### AIM OF THE TASK
Your copy of the material below should match it exactly, except that it holds no pictures.
THE DATA start
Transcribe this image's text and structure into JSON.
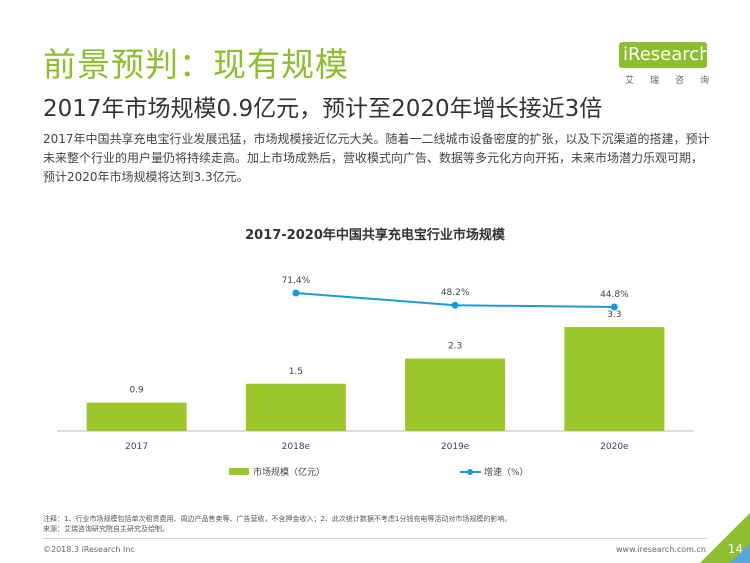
{
  "header": {
    "title": "前景预判：现有规模",
    "subtitle": "2017年市场规模0.9亿元，预计至2020年增长接近3倍",
    "paragraph": "2017年中国共享充电宝行业发展迅猛，市场规模接近亿元大关。随着一二线城市设备密度的扩张，以及下沉渠道的搭建，预计未来整个行业的用户量仍将持续走高。加上市场成熟后，营收模式向广告、数据等多元化方向开拓，未来市场潜力乐观可期，预计2020年市场规模将达到3.3亿元。"
  },
  "logo": {
    "text": "iResearch",
    "sub": "艾瑞咨询"
  },
  "chart_data": {
    "type": "bar",
    "title": "2017-2020年中国共享充电宝行业市场规模",
    "categories": [
      "2017",
      "2018e",
      "2019e",
      "2020e"
    ],
    "series": [
      {
        "name": "市场规模（亿元）",
        "type": "bar",
        "values": [
          0.9,
          1.5,
          2.3,
          3.3
        ],
        "labels": [
          "0.9",
          "1.5",
          "2.3",
          "3.3"
        ],
        "color": "#9bc72c"
      },
      {
        "name": "增速（%）",
        "type": "line",
        "values": [
          null,
          71.4,
          48.2,
          44.8
        ],
        "labels": [
          "",
          "71.4%",
          "48.2%",
          "44.8%"
        ],
        "color": "#1a9ad6"
      }
    ],
    "legend": "bottom",
    "grid": false
  },
  "footer": {
    "notes": "注释：1、行业市场规模包括单次租赁费用、周边产品售卖等、广告营收，不含押金收入；2、此次统计数据不考虑1分钱充电等活动对市场规模的影响。",
    "source": "来源：艾瑞咨询研究院自主研究及绘制。",
    "copyright": "©2018.3 iResearch Inc",
    "url": "www.iresearch.com.cn",
    "page": "14"
  }
}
THE DATA end
### OUTPUT OF THE TASK
Transcribe this image's text and structure into JSON.
{
  "header": {
    "title": "前景预判：现有规模",
    "subtitle": "2017年市场规模0.9亿元，预计至2020年增长接近3倍",
    "paragraph": "2017年中国共享充电宝行业发展迅猛，市场规模接近亿元大关。随着一二线城市设备密度的扩张，以及下沉渠道的搭建，预计未来整个行业的用户量仍将持续走高。加上市场成熟后，营收模式向广告、数据等多元化方向开拓，未来市场潜力乐观可期，预计2020年市场规模将达到3.3亿元。"
  },
  "logo": {
    "text": "iResearch",
    "sub": "艾瑞咨询"
  },
  "chart_data": {
    "type": "bar",
    "title": "2017-2020年中国共享充电宝行业市场规模",
    "categories": [
      "2017",
      "2018e",
      "2019e",
      "2020e"
    ],
    "series": [
      {
        "name": "市场规模（亿元）",
        "type": "bar",
        "values": [
          0.9,
          1.5,
          2.3,
          3.3
        ],
        "labels": [
          "0.9",
          "1.5",
          "2.3",
          "3.3"
        ],
        "color": "#9bc72c"
      },
      {
        "name": "增速（%）",
        "type": "line",
        "values": [
          null,
          71.4,
          48.2,
          44.8
        ],
        "labels": [
          "",
          "71.4%",
          "48.2%",
          "44.8%"
        ],
        "color": "#1a9ad6"
      }
    ],
    "legend": "bottom",
    "grid": false
  },
  "footer": {
    "notes": "注释：1、行业市场规模包括单次租赁费用、周边产品售卖等、广告营收，不含押金收入；2、此次统计数据不考虑1分钱充电等活动对市场规模的影响。",
    "source": "来源：艾瑞咨询研究院自主研究及绘制。",
    "copyright": "©2018.3 iResearch Inc",
    "url": "www.iresearch.com.cn",
    "page": "14"
  }
}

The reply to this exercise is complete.